**EXERCISE TASK:**
Write out nothing but the lines from the one containing "What's the underlying" through the last line below, both included, and without the pictures.
* Begin DATA FOR THE TASK *
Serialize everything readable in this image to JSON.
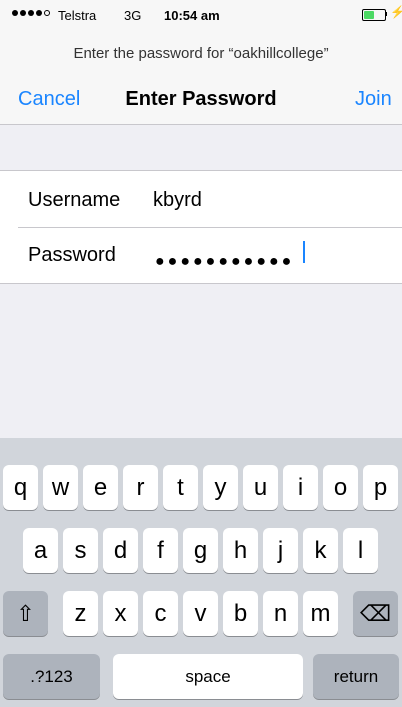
{
  "status_bar": {
    "carrier": "Telstra",
    "network": "3G",
    "time": "10:54 am"
  },
  "nav": {
    "prompt": "Enter the password for “oakhillcollege”",
    "cancel_label": "Cancel",
    "title": "Enter Password",
    "join_label": "Join"
  },
  "form": {
    "username_label": "Username",
    "username_value": "kbyrd",
    "password_label": "Password",
    "password_mask": "●●●●●●●●●●●"
  },
  "keyboard": {
    "row1": [
      "q",
      "w",
      "e",
      "r",
      "t",
      "y",
      "u",
      "i",
      "o",
      "p"
    ],
    "row2": [
      "a",
      "s",
      "d",
      "f",
      "g",
      "h",
      "j",
      "k",
      "l"
    ],
    "row3": [
      "z",
      "x",
      "c",
      "v",
      "b",
      "n",
      "m"
    ],
    "shift_icon": "⇧",
    "delete_icon": "⌫",
    "numbers_label": ".?123",
    "space_label": "space",
    "return_label": "return"
  },
  "colors": {
    "accent": "#1a85ff",
    "battery": "#4cd964"
  }
}
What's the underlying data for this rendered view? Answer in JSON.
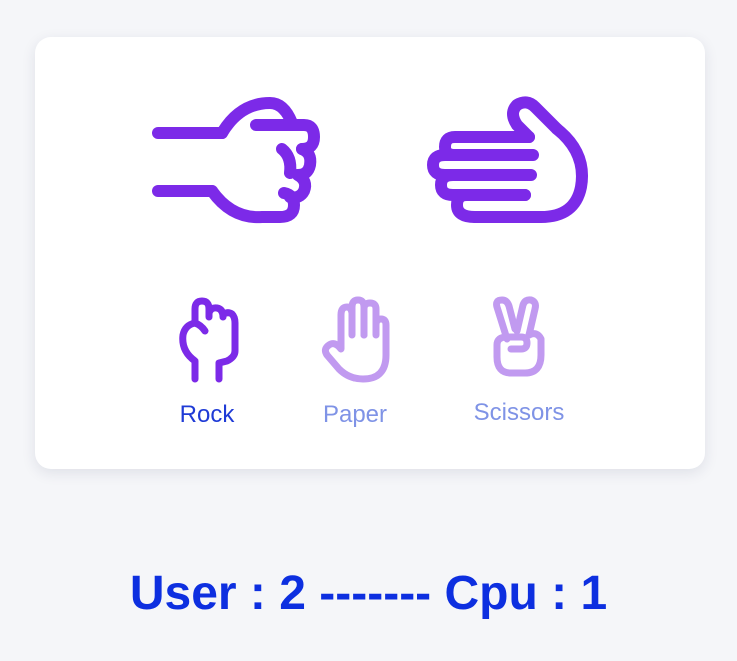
{
  "colors": {
    "hand_purple": "#7c2ae8",
    "hand_purple_light": "#c19af0",
    "label_selected": "#1f3bd6",
    "label_unselected": "#7f93e6",
    "score_text": "#0d2fe0",
    "background": "#f5f6f9",
    "card": "#ffffff"
  },
  "arena": {
    "user_hand_icon": "rock-fist-pointing-right-icon",
    "cpu_hand_icon": "paper-hand-pointing-left-icon"
  },
  "choices": [
    {
      "id": "rock",
      "label": "Rock",
      "icon": "rock-fist-icon",
      "selected": true
    },
    {
      "id": "paper",
      "label": "Paper",
      "icon": "paper-open-hand-icon",
      "selected": false
    },
    {
      "id": "scissors",
      "label": "Scissors",
      "icon": "scissors-peace-hand-icon",
      "selected": false
    }
  ],
  "score": {
    "text": "User : 2 ------- Cpu : 1",
    "user": 2,
    "cpu": 1
  }
}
* End DATA FOR THE TASK *
**ANSWER TO THE EXERCISE:**
What's the underlying data for this rendered view? Answer in JSON.
{
  "colors": {
    "hand_purple": "#7c2ae8",
    "hand_purple_light": "#c19af0",
    "label_selected": "#1f3bd6",
    "label_unselected": "#7f93e6",
    "score_text": "#0d2fe0",
    "background": "#f5f6f9",
    "card": "#ffffff"
  },
  "arena": {
    "user_hand_icon": "rock-fist-pointing-right-icon",
    "cpu_hand_icon": "paper-hand-pointing-left-icon"
  },
  "choices": [
    {
      "id": "rock",
      "label": "Rock",
      "icon": "rock-fist-icon",
      "selected": true
    },
    {
      "id": "paper",
      "label": "Paper",
      "icon": "paper-open-hand-icon",
      "selected": false
    },
    {
      "id": "scissors",
      "label": "Scissors",
      "icon": "scissors-peace-hand-icon",
      "selected": false
    }
  ],
  "score": {
    "text": "User : 2 ------- Cpu : 1",
    "user": 2,
    "cpu": 1
  }
}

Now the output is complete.